━━ Entries ━━
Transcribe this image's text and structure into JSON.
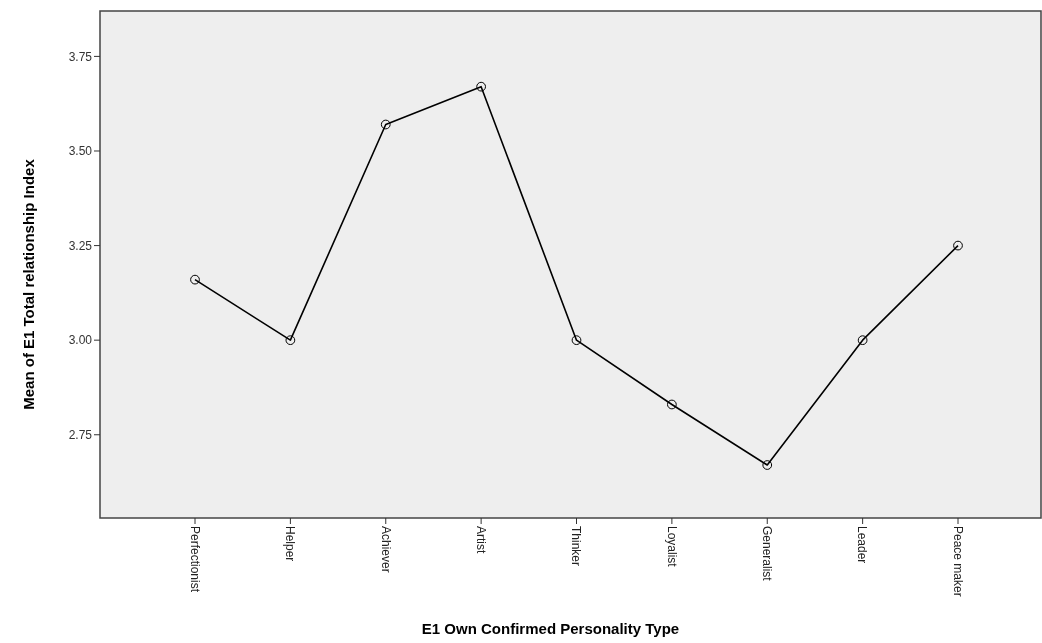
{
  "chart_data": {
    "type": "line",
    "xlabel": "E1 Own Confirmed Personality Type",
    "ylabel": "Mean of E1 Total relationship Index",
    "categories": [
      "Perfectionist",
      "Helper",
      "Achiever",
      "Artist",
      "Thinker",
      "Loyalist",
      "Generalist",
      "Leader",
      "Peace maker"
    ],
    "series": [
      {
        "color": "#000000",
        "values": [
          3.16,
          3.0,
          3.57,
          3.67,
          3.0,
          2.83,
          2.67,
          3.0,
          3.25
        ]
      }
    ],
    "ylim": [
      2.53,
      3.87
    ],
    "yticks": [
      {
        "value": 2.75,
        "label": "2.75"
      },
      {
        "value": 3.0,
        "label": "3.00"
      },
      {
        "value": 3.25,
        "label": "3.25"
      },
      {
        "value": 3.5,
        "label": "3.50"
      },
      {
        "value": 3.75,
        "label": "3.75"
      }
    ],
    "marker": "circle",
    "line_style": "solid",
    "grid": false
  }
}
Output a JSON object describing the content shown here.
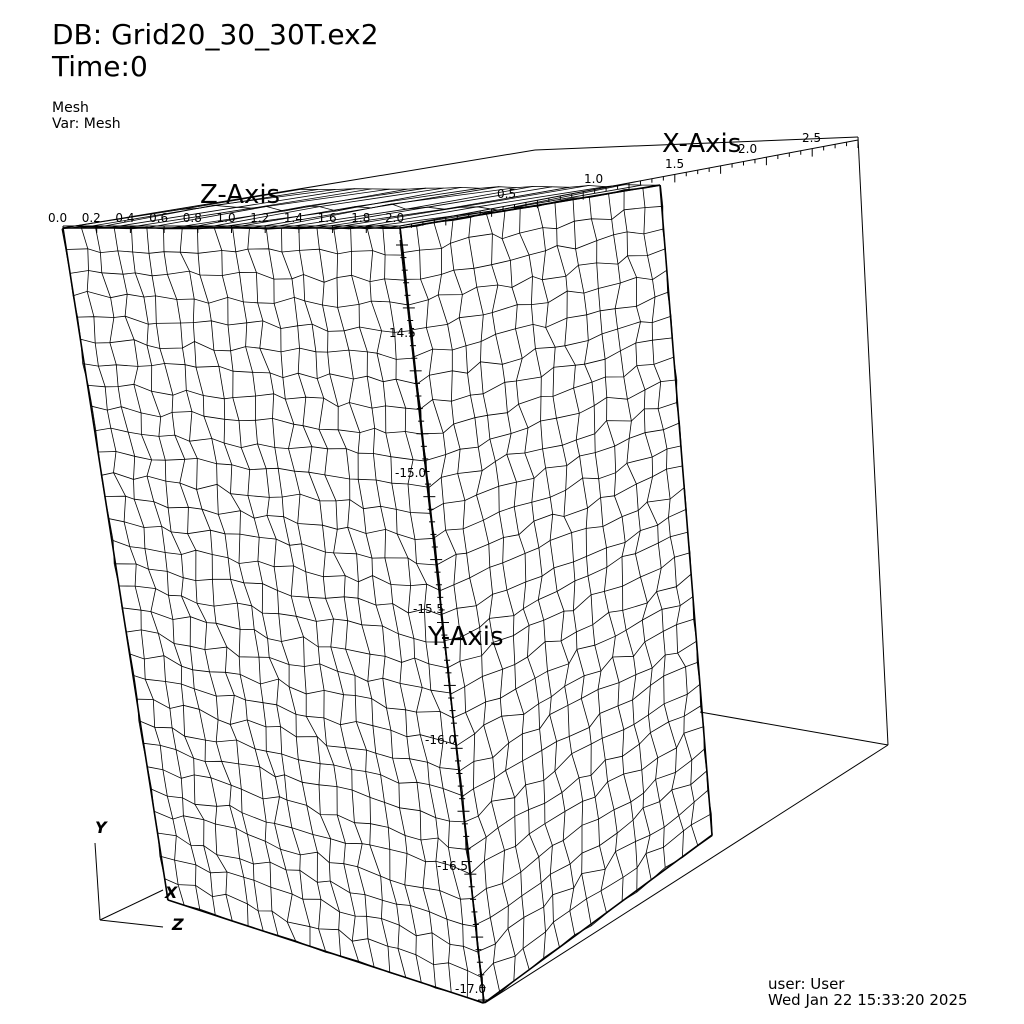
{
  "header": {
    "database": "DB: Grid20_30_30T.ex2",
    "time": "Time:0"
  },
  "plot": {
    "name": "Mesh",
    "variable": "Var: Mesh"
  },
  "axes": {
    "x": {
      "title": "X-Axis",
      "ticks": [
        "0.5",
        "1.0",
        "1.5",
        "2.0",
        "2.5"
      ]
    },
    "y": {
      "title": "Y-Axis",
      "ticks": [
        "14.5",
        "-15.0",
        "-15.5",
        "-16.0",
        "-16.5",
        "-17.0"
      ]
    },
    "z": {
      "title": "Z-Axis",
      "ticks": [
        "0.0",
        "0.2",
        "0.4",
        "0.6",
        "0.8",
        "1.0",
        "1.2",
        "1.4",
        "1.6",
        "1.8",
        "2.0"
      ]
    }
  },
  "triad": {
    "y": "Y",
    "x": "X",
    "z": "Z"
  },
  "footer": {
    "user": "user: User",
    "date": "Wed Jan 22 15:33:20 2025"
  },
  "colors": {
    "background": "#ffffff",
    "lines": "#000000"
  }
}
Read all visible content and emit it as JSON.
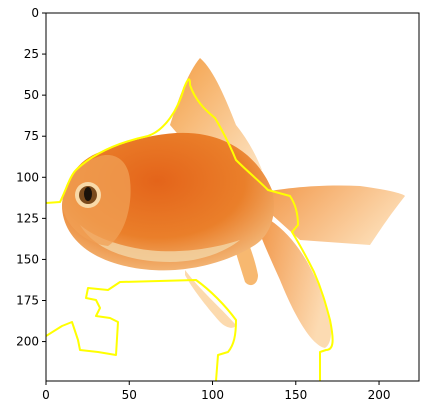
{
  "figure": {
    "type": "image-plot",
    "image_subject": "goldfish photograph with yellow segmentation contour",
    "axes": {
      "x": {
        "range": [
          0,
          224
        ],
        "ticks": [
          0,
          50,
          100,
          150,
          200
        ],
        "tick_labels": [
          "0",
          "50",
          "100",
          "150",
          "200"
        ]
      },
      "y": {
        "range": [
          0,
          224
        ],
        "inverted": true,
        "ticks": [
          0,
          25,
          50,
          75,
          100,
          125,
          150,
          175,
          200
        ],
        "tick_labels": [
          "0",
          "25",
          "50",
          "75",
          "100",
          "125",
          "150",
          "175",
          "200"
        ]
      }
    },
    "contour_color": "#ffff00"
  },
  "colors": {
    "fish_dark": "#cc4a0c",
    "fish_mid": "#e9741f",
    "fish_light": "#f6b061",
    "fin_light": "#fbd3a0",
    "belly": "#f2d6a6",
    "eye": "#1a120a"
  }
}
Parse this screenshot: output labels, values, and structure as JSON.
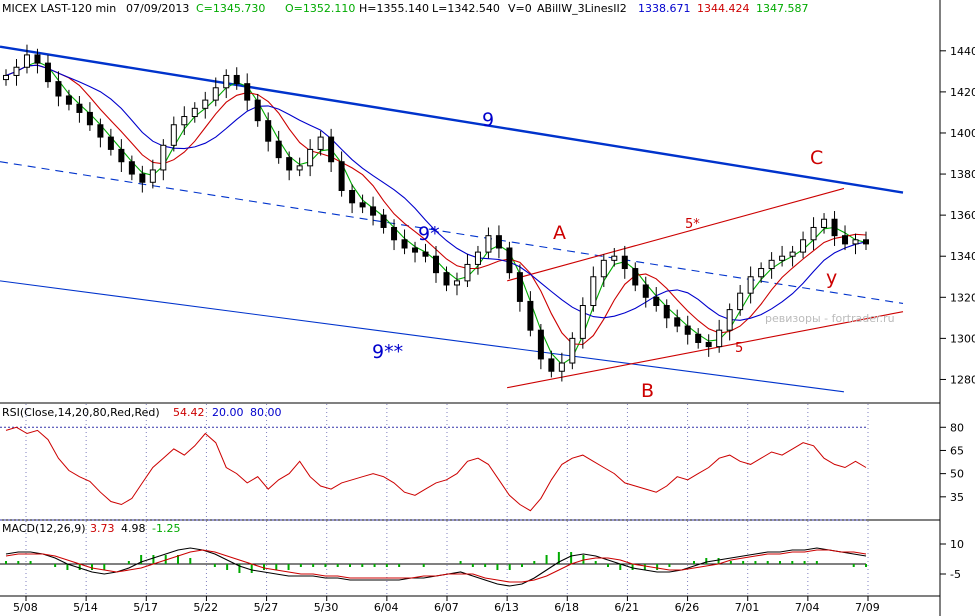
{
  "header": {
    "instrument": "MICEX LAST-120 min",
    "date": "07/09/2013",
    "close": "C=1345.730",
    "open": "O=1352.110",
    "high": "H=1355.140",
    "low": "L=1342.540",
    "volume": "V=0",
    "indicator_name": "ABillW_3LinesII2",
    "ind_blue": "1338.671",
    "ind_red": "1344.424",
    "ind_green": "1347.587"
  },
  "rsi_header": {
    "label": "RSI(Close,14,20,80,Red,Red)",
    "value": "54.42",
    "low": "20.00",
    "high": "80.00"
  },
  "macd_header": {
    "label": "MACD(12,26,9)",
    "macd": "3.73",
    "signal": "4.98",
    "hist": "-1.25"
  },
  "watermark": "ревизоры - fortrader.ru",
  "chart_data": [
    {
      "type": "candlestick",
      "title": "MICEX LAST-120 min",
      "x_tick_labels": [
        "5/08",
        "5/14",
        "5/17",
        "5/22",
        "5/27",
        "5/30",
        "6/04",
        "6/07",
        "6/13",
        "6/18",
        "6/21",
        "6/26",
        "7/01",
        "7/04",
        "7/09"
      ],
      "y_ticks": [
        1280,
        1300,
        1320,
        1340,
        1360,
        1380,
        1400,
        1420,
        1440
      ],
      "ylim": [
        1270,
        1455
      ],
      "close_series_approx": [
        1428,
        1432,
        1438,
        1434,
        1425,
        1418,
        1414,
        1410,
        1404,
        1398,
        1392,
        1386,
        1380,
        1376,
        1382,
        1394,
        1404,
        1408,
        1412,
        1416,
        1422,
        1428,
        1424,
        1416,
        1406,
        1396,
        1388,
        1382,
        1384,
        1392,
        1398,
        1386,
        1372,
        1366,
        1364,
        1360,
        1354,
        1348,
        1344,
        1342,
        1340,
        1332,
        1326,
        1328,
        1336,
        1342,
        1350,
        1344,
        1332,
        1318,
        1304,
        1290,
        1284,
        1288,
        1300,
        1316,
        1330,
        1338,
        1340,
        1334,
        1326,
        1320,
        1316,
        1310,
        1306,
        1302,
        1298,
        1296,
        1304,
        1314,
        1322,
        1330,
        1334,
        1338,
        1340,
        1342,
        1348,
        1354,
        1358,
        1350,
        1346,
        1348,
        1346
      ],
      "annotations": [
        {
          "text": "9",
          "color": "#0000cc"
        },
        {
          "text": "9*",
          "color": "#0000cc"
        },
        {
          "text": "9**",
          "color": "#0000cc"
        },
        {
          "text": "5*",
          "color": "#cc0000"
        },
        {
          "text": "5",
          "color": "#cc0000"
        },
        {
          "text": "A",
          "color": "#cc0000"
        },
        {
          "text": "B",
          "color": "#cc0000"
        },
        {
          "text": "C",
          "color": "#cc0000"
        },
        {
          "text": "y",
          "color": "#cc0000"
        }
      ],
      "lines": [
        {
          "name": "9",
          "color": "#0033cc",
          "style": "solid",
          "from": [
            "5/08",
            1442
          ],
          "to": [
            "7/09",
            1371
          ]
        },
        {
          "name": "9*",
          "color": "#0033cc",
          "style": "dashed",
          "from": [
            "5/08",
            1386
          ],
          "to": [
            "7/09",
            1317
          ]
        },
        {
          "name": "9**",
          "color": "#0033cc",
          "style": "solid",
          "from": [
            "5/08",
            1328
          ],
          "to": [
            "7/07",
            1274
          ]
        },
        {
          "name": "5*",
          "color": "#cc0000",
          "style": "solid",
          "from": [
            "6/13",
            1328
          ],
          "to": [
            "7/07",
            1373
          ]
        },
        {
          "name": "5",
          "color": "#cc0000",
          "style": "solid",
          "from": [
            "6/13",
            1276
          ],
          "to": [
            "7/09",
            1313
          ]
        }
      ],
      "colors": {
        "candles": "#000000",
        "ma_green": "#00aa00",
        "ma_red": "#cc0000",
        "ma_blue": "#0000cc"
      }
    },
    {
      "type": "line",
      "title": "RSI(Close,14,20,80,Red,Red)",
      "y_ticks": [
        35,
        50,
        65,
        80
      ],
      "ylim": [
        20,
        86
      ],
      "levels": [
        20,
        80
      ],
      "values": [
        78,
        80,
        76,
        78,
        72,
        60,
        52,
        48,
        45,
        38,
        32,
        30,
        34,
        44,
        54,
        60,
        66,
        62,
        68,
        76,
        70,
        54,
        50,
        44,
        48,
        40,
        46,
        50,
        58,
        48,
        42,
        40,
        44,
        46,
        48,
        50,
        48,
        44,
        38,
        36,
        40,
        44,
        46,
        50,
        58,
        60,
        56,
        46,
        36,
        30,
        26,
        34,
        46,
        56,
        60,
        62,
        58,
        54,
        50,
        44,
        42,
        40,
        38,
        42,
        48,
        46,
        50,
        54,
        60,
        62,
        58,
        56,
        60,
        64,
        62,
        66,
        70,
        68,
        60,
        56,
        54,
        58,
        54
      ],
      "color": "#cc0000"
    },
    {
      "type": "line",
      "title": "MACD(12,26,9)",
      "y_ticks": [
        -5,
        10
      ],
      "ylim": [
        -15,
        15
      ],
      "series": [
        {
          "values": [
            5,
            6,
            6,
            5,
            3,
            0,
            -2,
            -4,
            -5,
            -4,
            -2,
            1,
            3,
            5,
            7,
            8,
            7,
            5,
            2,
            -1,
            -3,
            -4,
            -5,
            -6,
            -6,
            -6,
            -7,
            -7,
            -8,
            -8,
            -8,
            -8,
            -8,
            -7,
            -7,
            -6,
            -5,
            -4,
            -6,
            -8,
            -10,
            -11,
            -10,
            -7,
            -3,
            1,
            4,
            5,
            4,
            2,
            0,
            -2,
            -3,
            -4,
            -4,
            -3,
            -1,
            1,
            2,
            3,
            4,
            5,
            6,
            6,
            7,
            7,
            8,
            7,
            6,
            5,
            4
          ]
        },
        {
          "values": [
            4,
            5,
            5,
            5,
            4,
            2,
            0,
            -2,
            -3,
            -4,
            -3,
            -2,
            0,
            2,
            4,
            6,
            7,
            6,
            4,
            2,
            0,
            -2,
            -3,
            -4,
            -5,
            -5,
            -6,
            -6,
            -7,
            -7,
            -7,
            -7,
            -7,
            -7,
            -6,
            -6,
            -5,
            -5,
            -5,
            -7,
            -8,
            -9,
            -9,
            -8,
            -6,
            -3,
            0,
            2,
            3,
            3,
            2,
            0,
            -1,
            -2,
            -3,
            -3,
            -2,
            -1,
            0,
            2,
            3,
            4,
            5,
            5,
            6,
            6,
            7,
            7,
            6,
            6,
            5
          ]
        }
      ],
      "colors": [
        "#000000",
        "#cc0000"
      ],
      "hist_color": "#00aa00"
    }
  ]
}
━━━
Select the lines in this material that hold the word "title", leaving none out.

**Expected answer**
      "title": "X-Axis",
      "title": "Y-Axis",
      "title": "Z-Axis",
      "title": "MICEX LAST-120 min",
      "title": "RSI(Close,14,20,80,Red,Red)",
      "title": "MACD(12,26,9)",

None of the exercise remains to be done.